## Page extract

Odyssey newcomer observations

I've been an ED player for six years but I'm an xbox refugee. I transferred my account some months ago but didn't start playing Odyssey in earnest until two weeks ago. This is what I've experienced:
  • I've died more times in two weeks playing Odyssey than I did in six years playing Horizons.
  • I've hemorrhaged 40 mil credits from insurance deductibles and failed mission fees.
  • I lost my engineered Python twice before I learned to use a small ship. The first loss was because I took a mission to an abandoned settlement and went AFK for a bit and when I came back I had died and so had my Python. Second time I set off an alarm at a settlement for an unknown reason, I had just been looking around, and I ran to my ship only to be blown away as I was taking off.
  • First time I did a salvage mission, I was jumped by scavengers who swarmed me and killed me before I got off more than a couple useless shots. The second time I did a salvage mission I stayed in my SRV but lost my shield and was killed. The third time, I returned to my cobra as soon as the scavs appeared and attempted to kill them with my four frag cannons but my landing gear got caught on the wreckage and they killed my shield and destroyed my ship with their small arms fire which surprised me more than a little. The fourth time, I stayed in my SRV and ran them all over, easy peasy.
  • Went driving around on an atmospheric planet for 15-20 min but my SRV scanner showed absolutely nothing the entire time. Nothing.
Conclusions drawn:
  • Vehicular homicide is the quickest and most reliable method for liquidating pedestrian targets. Additionally, it provides bonus entertainment value.
Unresolved questions:
  • Will settlement turrets fire on my SRV if I wantonly run over pedestrians?
  • Are there nodes on atmospheric planets?
  • Can you silently kill people using the energy transfer tool in overload and under what conditions? (I've been meaning to try, but haven't yet)
 
Settlement turrets will fire on you if you are hostile, SRV or foot. It's a harsh reaction to theft, but that's the ED universe for ya.

Whatsa Node?
 
  • Can you silently kill people using the energy transfer tool in overload and under what conditions? (I've been meaning to try, but haven't yet)
No and yes. You can kill them silently so that no one in the settlement notices it but you still get an immediate bounty which would be revealed upon a scan.
The immediate bounty doesn't apply in 2 cases - you killed someone at an anarchy settlement or you scanned the person before and that person had a bounty on his head.

## Information provided

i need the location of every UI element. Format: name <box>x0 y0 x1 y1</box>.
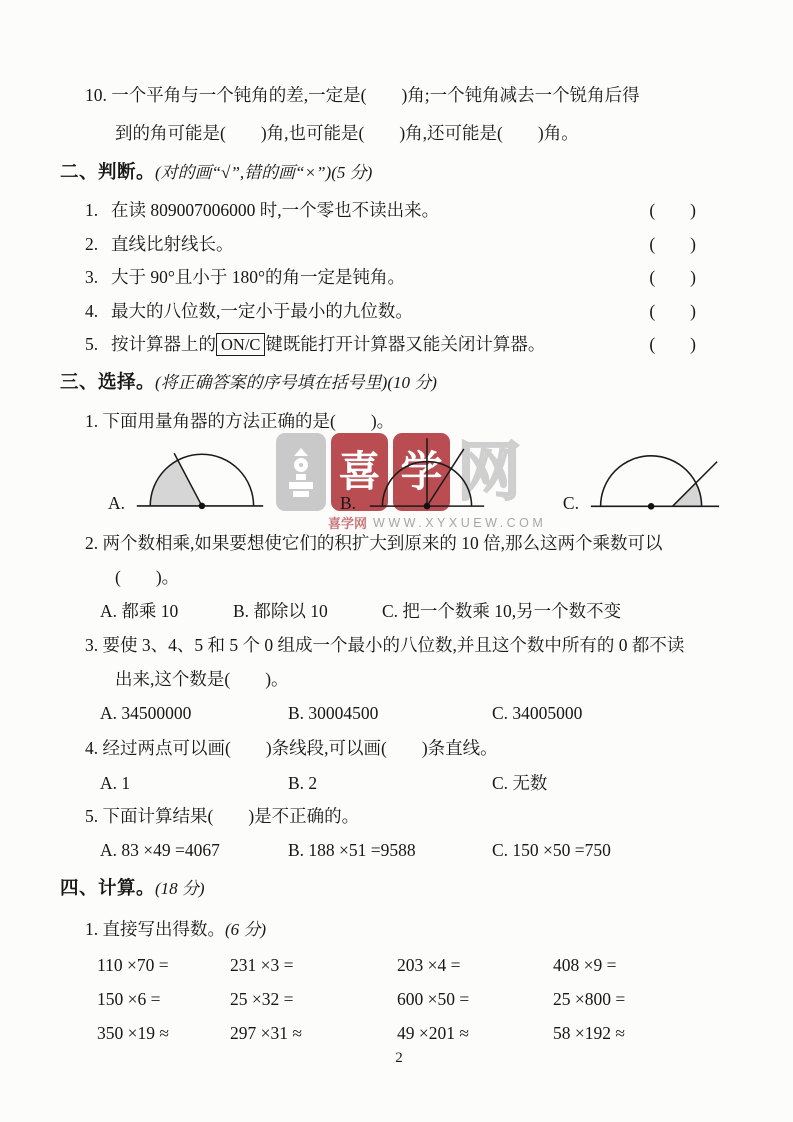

## Parts of the exercise
• a. Answer these questions using the Odyssey newcomer observations thread.
(i) How many credits does the poster say were lost to insurance deductibles and failed mission fees?
(ii) On the fourth salvage mission, how did the poster deal with the scavengers?
(iii) According to the first reply, under what condition will settlement turrets fire on you?
• b. Write out the passage of the Odyssey newcomer observations thread from "I've been an" up to and including "failed mission fees.".

## Solution list
• a.
(i) 40 mil credits.
(ii) The poster stayed in the SRV and ran them all over.
(iii) They fire on you if you are hostile, whether you are in an SRV or on foot.

• b.
I've been an ED player for six years but I'm an xbox refugee. I transferred my account some months ago but didn't start playing Odyssey in earnest until two weeks ago. This is what I've experienced:
  • I've died more times in two weeks playing Odyssey than I did in six years playing Horizons.
  • I've hemorrhaged 40 mil credits from insurance deductibles and failed mission fees.